:: Records provided ::
<<<<

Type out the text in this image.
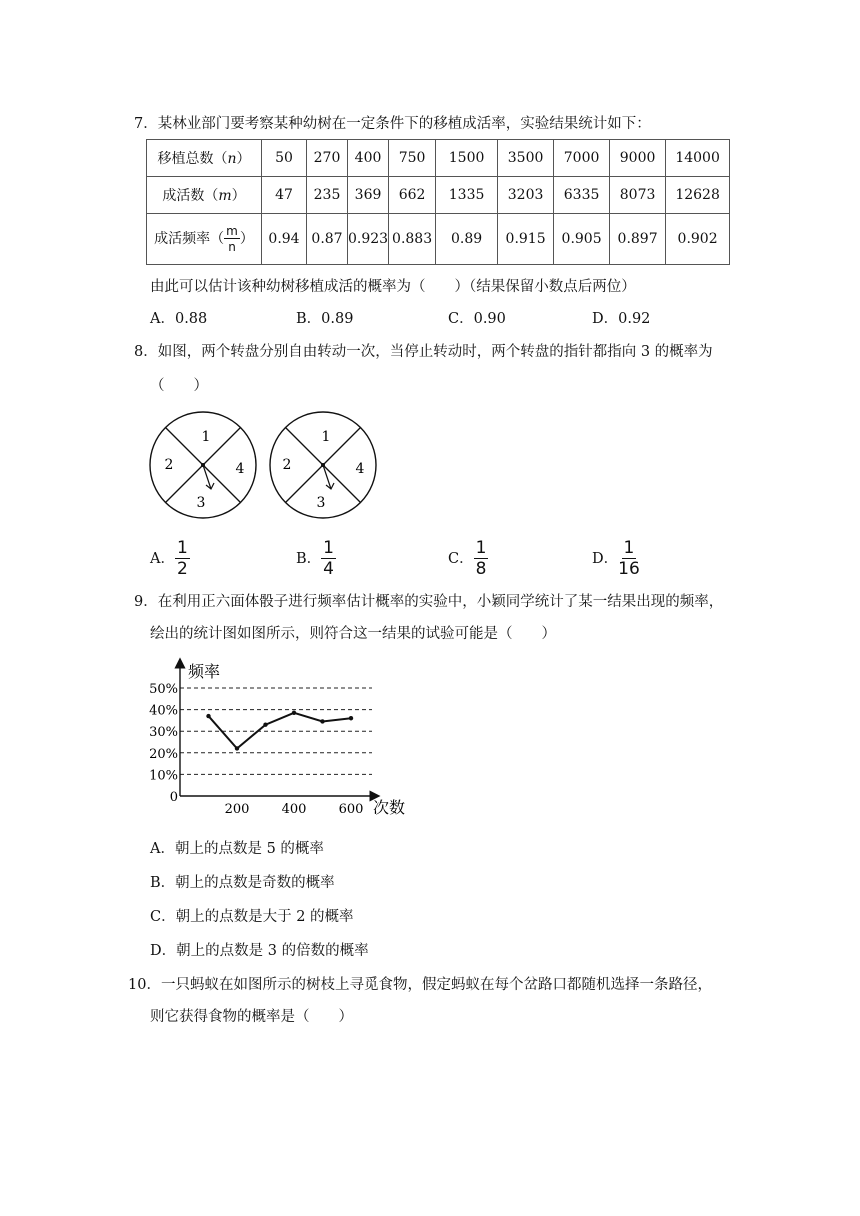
7．某林业部门要考察某种幼树在一定条件下的移植成活率，实验结果统计如下：
移植总数（n）	50	270	400	750	1500	3500	7000	9000	14000
成活数（m）	47	235	369	662	1335	3203	6335	8073	12628
成活频率（ $\frac{m}{n}$ ）	0.94	0.87	0.923	0.883	0.89	0.915	0.905	0.897	0.902
由此可以估计该种幼树移植成活的概率为（　　）（结果保留小数点后两位）
A．0.88	B．0.89	C．0.90	D．0.92
8．如图，两个转盘分别自由转动一次，当停止转动时，两个转盘的指针都指向 3 的概率为
（　　）
1
2
3
4
1
2
3
4
A． $\frac{1}{2}$	B． $\frac{1}{4}$	C． $\frac{1}{8}$	D． $\frac{1}{16}$
9．在利用正六面体骰子进行频率估计概率的实验中，小颖同学统计了某一结果出现的频率，
绘出的统计图如图所示，则符合这一结果的试验可能是（　　）
频率
次数
0
10%
20%
30%
40%
50%
200 400 600
A．朝上的点数是 5 的概率
B．朝上的点数是奇数的概率
C．朝上的点数是大于 2 的概率
D．朝上的点数是 3 的倍数的概率
10．一只蚂蚁在如图所示的树枝上寻觅食物，假定蚂蚁在每个岔路口都随机选择一条路径，
则它获得食物的概率是（　　）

>>>>

:: Stated problem ::
Locate all lines in the listing above with the word "frac". Copy them.

:: Task solution ::
成活频率（ $\frac{m}{n}$ ）	0.94	0.87	0.923	0.883	0.89	0.915	0.905	0.897	0.902
A． $\frac{1}{2}$	B． $\frac{1}{4}$	C． $\frac{1}{8}$	D． $\frac{1}{16}$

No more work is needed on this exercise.